> YOUR TASK
Print every entry word for word, but omit the pictures.

> GIVEN DATA
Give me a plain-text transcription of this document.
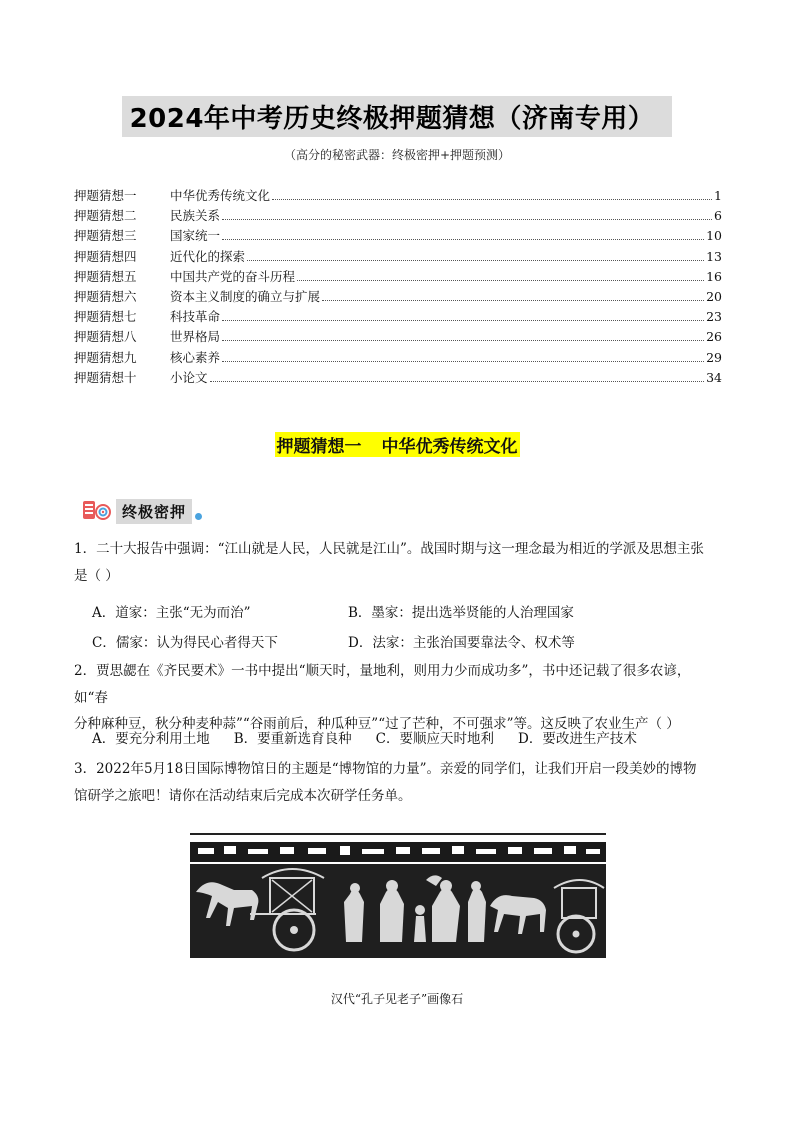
2024年中考历史终极押题猜想（济南专用）
（高分的秘密武器：终极密押+押题预测）
押题猜想一	中华优秀传统文化	1
押题猜想二	民族关系	6
押题猜想三	国家统一	10
押题猜想四	近代化的探索	13
押题猜想五	中国共产党的奋斗历程	16
押题猜想六	资本主义制度的确立与扩展	20
押题猜想七	科技革命	23
押题猜想八	世界格局	26
押题猜想九	核心素养	29
押题猜想十	小论文	34
押题猜想一 中华优秀传统文化
终极密押
1．二十大报告中强调：“江山就是人民，人民就是江山”。战国时期与这一理念最为相近的学派及思想主张
是（ ）
A．道家：主张“无为而治”	B．墨家：提出选举贤能的人治理国家
C．儒家：认为得民心者得天下	D．法家：主张治国要靠法令、权术等
2．贾思勰在《齐民要术》一书中提出“顺天时，量地利，则用力少而成功多”，书中还记载了很多农谚，如“春
分种麻种豆，秋分种麦种蒜”“谷雨前后，种瓜种豆”“过了芒种，不可强求”等。这反映了农业生产（ ）
A．要充分利用土地 B．要重新选育良种 C．要顺应天时地利 D．要改进生产技术
3．2022年5月18日国际博物馆日的主题是“博物馆的力量”。亲爱的同学们，让我们开启一段美妙的博物
馆研学之旅吧！请你在活动结束后完成本次研学任务单。
汉代“孔子见老子”画像石
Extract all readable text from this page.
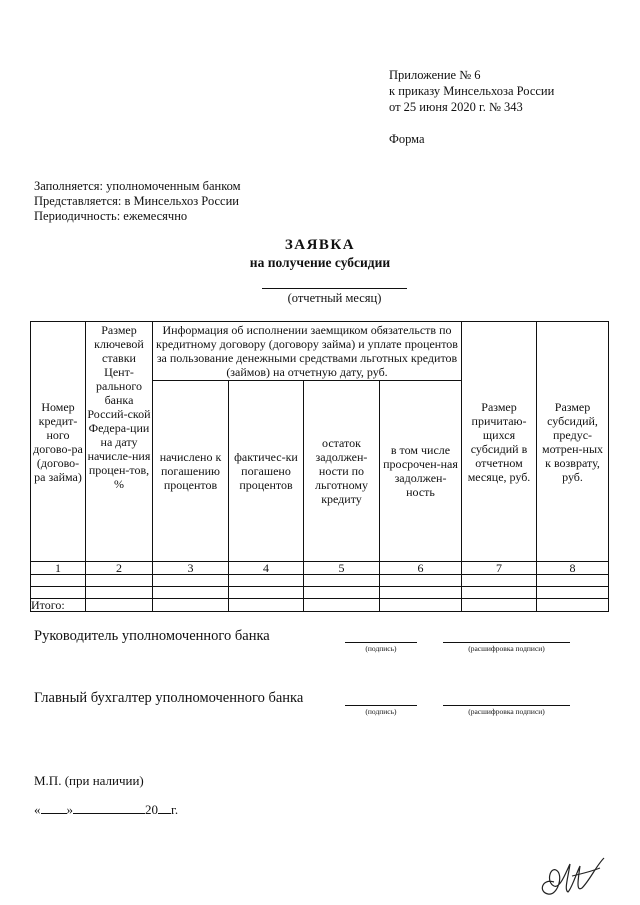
Приложение № 6
к приказу Минсельхоза России
от 25 июня 2020 г. № 343
Форма
Заполняется: уполномоченным банком
Представляется: в Минсельхоз России
Периодичность: ежемесячно
ЗАЯВКА
на получение субсидии
(отчетный месяц)
Номер кредит-ного догово-ра (догово-ра займа)	Размер ключевой ставки Цент-рального банка Россий-ской Федера-ции на дату начисле-ния процен-тов, %	Информация об исполнении заемщиком обязательств по кредитному договору (договору займа) и уплате процентов за пользование денежными средствами льготных кредитов (займов) на отчетную дату, руб.				Размер причитаю-щихся субсидий в отчетном месяце, руб.	Размер субсидий, предус-мотрен-ных к возврату, руб.
		начислено к погашению процентов	фактичес-ки погашено процентов	остаток задолжен-ности по льготному кредиту	в том числе просрочен-ная задолжен-ность		
1	2	3	4	5	6	7	8

Итого:							
Руководитель уполномоченного банка
(подпись)	(расшифровка подписи)
Главный бухгалтер уполномоченного банка
(подпись)	(расшифровка подписи)
М.П. (при наличии)
« »	20 г.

> COMPLETE OUTPUT
Give me a plain-text transcription of this document.
2024年中考历史终极押题猜想（济南专用）
（高分的秘密武器：终极密押+押题预测）
押题猜想一	中华优秀传统文化	1
押题猜想二	民族关系	6
押题猜想三	国家统一	10
押题猜想四	近代化的探索	13
押题猜想五	中国共产党的奋斗历程	16
押题猜想六	资本主义制度的确立与扩展	20
押题猜想七	科技革命	23
押题猜想八	世界格局	26
押题猜想九	核心素养	29
押题猜想十	小论文	34
押题猜想一 中华优秀传统文化
终极密押
1．二十大报告中强调：“江山就是人民，人民就是江山”。战国时期与这一理念最为相近的学派及思想主张
是（ ）
A．道家：主张“无为而治”	B．墨家：提出选举贤能的人治理国家
C．儒家：认为得民心者得天下	D．法家：主张治国要靠法令、权术等
2．贾思勰在《齐民要术》一书中提出“顺天时，量地利，则用力少而成功多”，书中还记载了很多农谚，如“春
分种麻种豆，秋分种麦种蒜”“谷雨前后，种瓜种豆”“过了芒种，不可强求”等。这反映了农业生产（ ）
A．要充分利用土地 B．要重新选育良种 C．要顺应天时地利 D．要改进生产技术
3．2022年5月18日国际博物馆日的主题是“博物馆的力量”。亲爱的同学们，让我们开启一段美妙的博物
馆研学之旅吧！请你在活动结束后完成本次研学任务单。
汉代“孔子见老子”画像石
Extract all readable text from this page.
Приложение № 6
к приказу Минсельхоза России
от 25 июня 2020 г. № 343
Форма
Заполняется: уполномоченным банком
Представляется: в Минсельхоз России
Периодичность: ежемесячно
ЗАЯВКА
на получение субсидии
(отчетный месяц)
Номер кредит-ного догово-ра (догово-ра займа)	Размер ключевой ставки Цент-рального банка Россий-ской Федера-ции на дату начисле-ния процен-тов, %	Информация об исполнении заемщиком обязательств по кредитному договору (договору займа) и уплате процентов за пользование денежными средствами льготных кредитов (займов) на отчетную дату, руб.				Размер причитаю-щихся субсидий в отчетном месяце, руб.	Размер субсидий, предус-мотрен-ных к возврату, руб.
		начислено к погашению процентов	фактичес-ки погашено процентов	остаток задолжен-ности по льготному кредиту	в том числе просрочен-ная задолжен-ность		
1	2	3	4	5	6	7	8

Итого:							
Руководитель уполномоченного банка
(подпись)	(расшифровка подписи)
Главный бухгалтер уполномоченного банка
(подпись)	(расшифровка подписи)
М.П. (при наличии)
« »	20 г.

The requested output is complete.